Exercise aim
Gather every line that includes the word "this", please.

◇ ◇ ◇ ◇ ◇

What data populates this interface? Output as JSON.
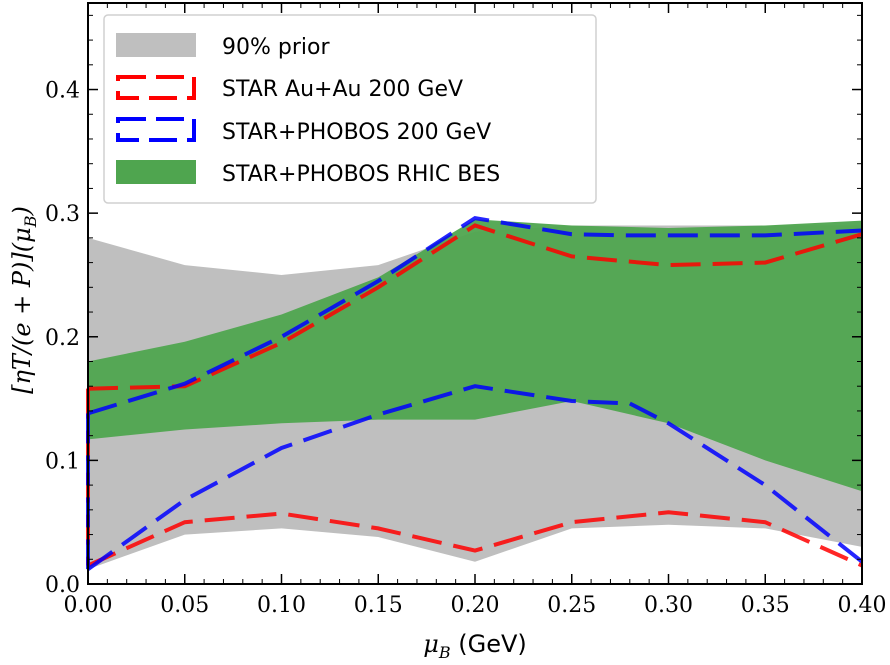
{
  "chart_data": {
    "type": "area",
    "xlabel": "μ_B (GeV)",
    "xlabel_main": "μ",
    "xlabel_sub": "B",
    "xlabel_unit": " (GeV)",
    "ylabel": "[ηT/(e+P)](μ_B)",
    "xlim": [
      0.0,
      0.4
    ],
    "ylim": [
      0.0,
      0.47
    ],
    "xticks": [
      "0.00",
      "0.05",
      "0.10",
      "0.15",
      "0.20",
      "0.25",
      "0.30",
      "0.35",
      "0.40"
    ],
    "yticks": [
      "0.0",
      "0.1",
      "0.2",
      "0.3",
      "0.4"
    ],
    "legend_position": "top-left",
    "legend": [
      {
        "label": "90% prior",
        "style": "fill",
        "color": "#bfbfbf"
      },
      {
        "label": "STAR Au+Au 200 GeV",
        "style": "dashed-box",
        "color": "#ff0000"
      },
      {
        "label": "STAR+PHOBOS 200 GeV",
        "style": "dashed-box",
        "color": "#0000ff"
      },
      {
        "label": "STAR+PHOBOS RHIC BES",
        "style": "fill",
        "color": "#4fa54f"
      }
    ],
    "bands": [
      {
        "name": "90% prior",
        "color": "#bfbfbf",
        "x": [
          0.0,
          0.05,
          0.1,
          0.15,
          0.2,
          0.25,
          0.3,
          0.35,
          0.4
        ],
        "upper": [
          0.28,
          0.258,
          0.25,
          0.258,
          0.285,
          0.29,
          0.29,
          0.29,
          0.29
        ],
        "lower": [
          0.012,
          0.04,
          0.045,
          0.038,
          0.018,
          0.045,
          0.048,
          0.045,
          0.03
        ]
      },
      {
        "name": "STAR+PHOBOS RHIC BES",
        "color": "#4fa54f",
        "x": [
          0.0,
          0.05,
          0.1,
          0.15,
          0.2,
          0.25,
          0.3,
          0.35,
          0.4
        ],
        "upper": [
          0.18,
          0.196,
          0.218,
          0.248,
          0.295,
          0.29,
          0.288,
          0.29,
          0.294
        ],
        "lower": [
          0.117,
          0.125,
          0.13,
          0.133,
          0.133,
          0.148,
          0.13,
          0.1,
          0.075
        ]
      },
      {
        "name": "STAR Au+Au 200 GeV",
        "color": "#ff0000",
        "x": [
          0.0,
          0.05,
          0.1,
          0.15,
          0.2,
          0.25,
          0.3,
          0.35,
          0.4
        ],
        "upper": [
          0.158,
          0.16,
          0.195,
          0.24,
          0.29,
          0.265,
          0.258,
          0.26,
          0.283
        ],
        "lower": [
          0.015,
          0.05,
          0.057,
          0.045,
          0.027,
          0.05,
          0.058,
          0.05,
          0.015
        ]
      },
      {
        "name": "STAR+PHOBOS 200 GeV",
        "color": "#0000ff",
        "x": [
          0.0,
          0.05,
          0.1,
          0.15,
          0.2,
          0.25,
          0.28,
          0.3,
          0.35,
          0.4
        ],
        "upper": [
          0.138,
          0.162,
          0.2,
          0.245,
          0.296,
          0.283,
          0.282,
          0.282,
          0.282,
          0.286
        ],
        "lower": [
          0.012,
          0.068,
          0.11,
          0.137,
          0.16,
          0.148,
          0.146,
          0.13,
          0.08,
          0.018
        ]
      }
    ]
  }
}
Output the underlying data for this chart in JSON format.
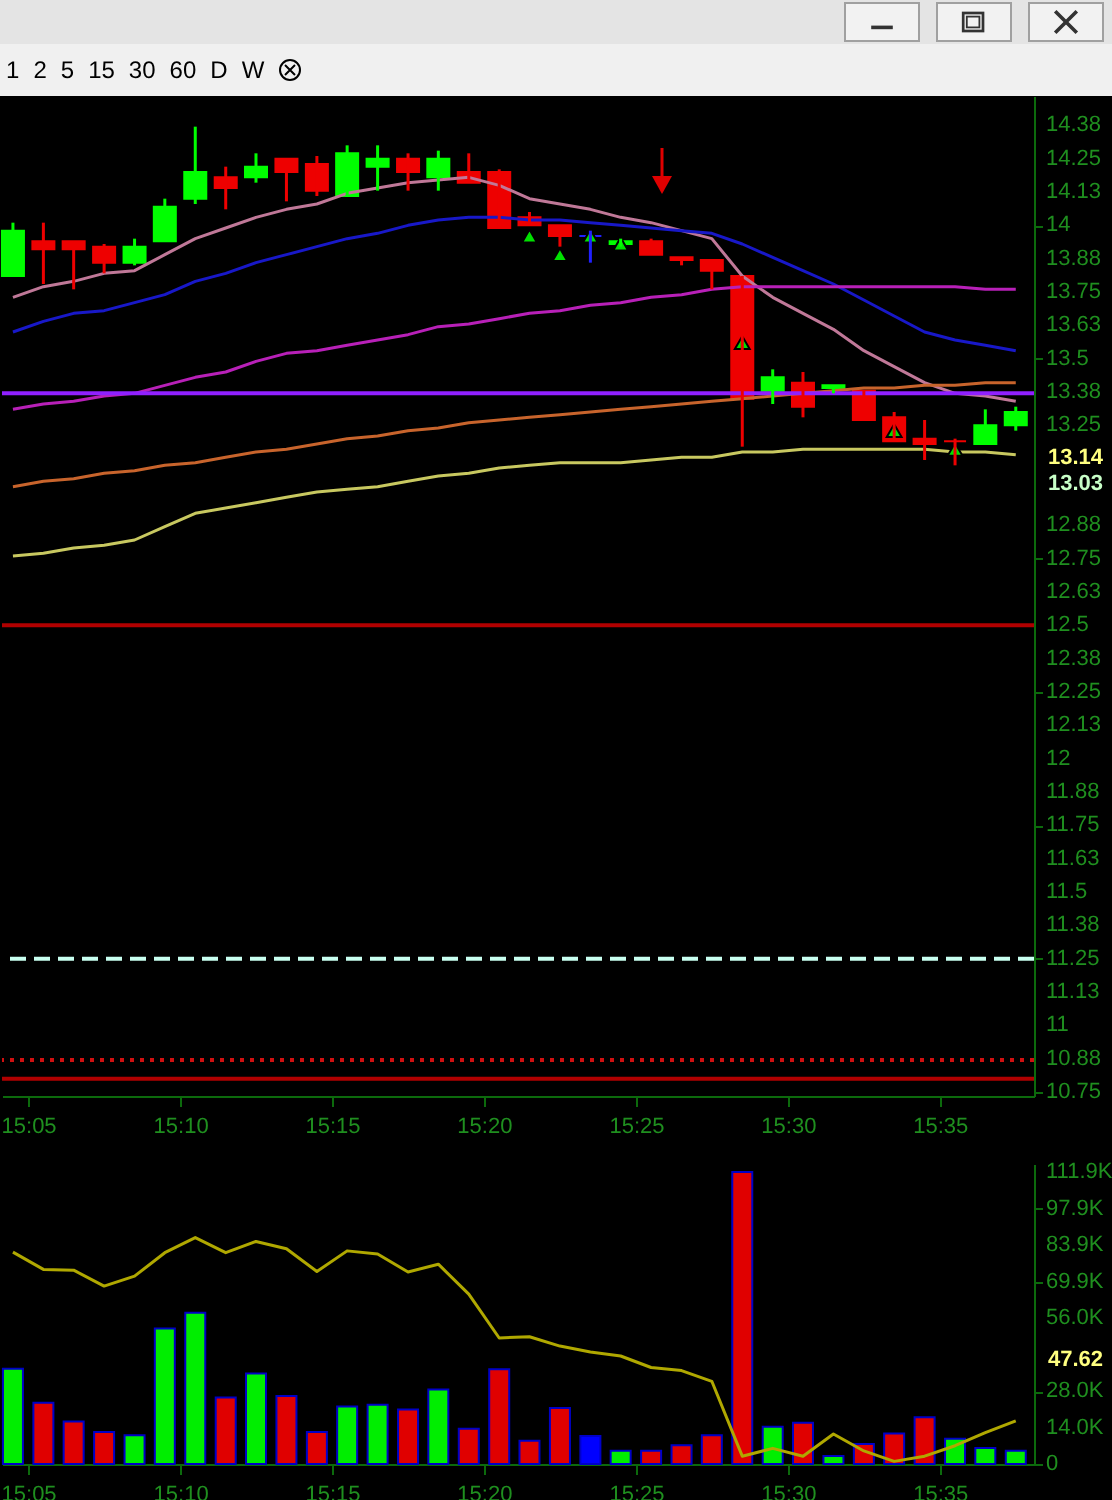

◇ ◇ ◇ ◇ ◇

Response to the exercise
What data populates this interface? Output as JSON.
Output the underlying data for this chart in JSON format.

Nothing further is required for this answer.